▸ **Objective**:
Transcribe all of the records precisely as they are presented.

▸ **Data lines**:
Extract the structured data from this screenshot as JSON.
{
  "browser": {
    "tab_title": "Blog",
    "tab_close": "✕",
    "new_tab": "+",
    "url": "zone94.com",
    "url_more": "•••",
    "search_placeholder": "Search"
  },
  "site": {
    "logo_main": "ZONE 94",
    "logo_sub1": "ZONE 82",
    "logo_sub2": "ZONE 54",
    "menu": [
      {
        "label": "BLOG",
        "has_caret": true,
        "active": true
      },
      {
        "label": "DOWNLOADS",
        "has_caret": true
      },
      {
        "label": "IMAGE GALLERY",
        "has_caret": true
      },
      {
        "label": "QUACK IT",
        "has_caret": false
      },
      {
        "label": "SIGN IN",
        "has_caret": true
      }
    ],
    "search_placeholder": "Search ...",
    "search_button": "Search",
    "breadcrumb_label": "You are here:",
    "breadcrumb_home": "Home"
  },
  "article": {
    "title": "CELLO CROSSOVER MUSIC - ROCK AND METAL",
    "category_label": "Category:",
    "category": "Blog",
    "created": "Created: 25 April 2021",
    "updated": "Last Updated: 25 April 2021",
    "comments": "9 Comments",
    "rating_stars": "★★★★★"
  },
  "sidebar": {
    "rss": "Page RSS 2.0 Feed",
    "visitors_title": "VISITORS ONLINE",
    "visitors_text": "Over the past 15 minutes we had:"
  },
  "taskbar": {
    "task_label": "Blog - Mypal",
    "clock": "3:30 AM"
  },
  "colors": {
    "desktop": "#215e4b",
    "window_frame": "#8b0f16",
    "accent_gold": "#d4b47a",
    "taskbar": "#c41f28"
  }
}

▸ **Solution for this problem**:
Extract the structured data from this screenshot as JSON.
{
  "browser": {
    "tab_title": "Blog",
    "tab_close": "✕",
    "new_tab": "+",
    "url": "zone94.com",
    "url_more": "•••",
    "search_placeholder": "Search"
  },
  "site": {
    "logo_main": "ZONE 94",
    "logo_sub1": "ZONE 82",
    "logo_sub2": "ZONE 54",
    "menu": [
      {
        "label": "BLOG",
        "has_caret": true,
        "active": true
      },
      {
        "label": "DOWNLOADS",
        "has_caret": true
      },
      {
        "label": "IMAGE GALLERY",
        "has_caret": true
      },
      {
        "label": "QUACK IT",
        "has_caret": false
      },
      {
        "label": "SIGN IN",
        "has_caret": true
      }
    ],
    "search_placeholder": "Search ...",
    "search_button": "Search",
    "breadcrumb_label": "You are here:",
    "breadcrumb_home": "Home"
  },
  "article": {
    "title": "CELLO CROSSOVER MUSIC - ROCK AND METAL",
    "category_label": "Category:",
    "category": "Blog",
    "created": "Created: 25 April 2021",
    "updated": "Last Updated: 25 April 2021",
    "comments": "9 Comments",
    "rating_stars": "★★★★★"
  },
  "sidebar": {
    "rss": "Page RSS 2.0 Feed",
    "visitors_title": "VISITORS ONLINE",
    "visitors_text": "Over the past 15 minutes we had:"
  },
  "taskbar": {
    "task_label": "Blog - Mypal",
    "clock": "3:30 AM"
  },
  "colors": {
    "desktop": "#215e4b",
    "window_frame": "#8b0f16",
    "accent_gold": "#d4b47a",
    "taskbar": "#c41f28"
  }
}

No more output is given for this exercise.